====== Record excerpts

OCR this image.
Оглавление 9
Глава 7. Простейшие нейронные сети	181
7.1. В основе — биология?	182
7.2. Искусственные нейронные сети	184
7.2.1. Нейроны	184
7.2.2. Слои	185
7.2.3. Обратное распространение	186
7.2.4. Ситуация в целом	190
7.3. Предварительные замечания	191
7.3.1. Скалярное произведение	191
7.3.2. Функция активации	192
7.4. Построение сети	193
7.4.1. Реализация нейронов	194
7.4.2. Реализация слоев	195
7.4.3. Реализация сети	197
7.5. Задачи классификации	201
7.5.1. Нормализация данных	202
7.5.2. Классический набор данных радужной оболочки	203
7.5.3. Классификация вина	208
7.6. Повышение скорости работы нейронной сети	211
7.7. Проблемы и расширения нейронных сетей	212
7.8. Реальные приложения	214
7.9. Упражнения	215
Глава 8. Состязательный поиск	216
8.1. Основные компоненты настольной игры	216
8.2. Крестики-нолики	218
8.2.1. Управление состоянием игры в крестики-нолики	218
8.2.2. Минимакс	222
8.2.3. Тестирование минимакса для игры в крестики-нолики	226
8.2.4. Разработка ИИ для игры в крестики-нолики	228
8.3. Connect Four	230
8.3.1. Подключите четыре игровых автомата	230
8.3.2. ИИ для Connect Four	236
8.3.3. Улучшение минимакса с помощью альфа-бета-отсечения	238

============

Goal of the exercise »
Collect the lines that hold "Глава".

Complete answer »
Глава 7. Простейшие нейронные сети	181
Глава 8. Состязательный поиск	216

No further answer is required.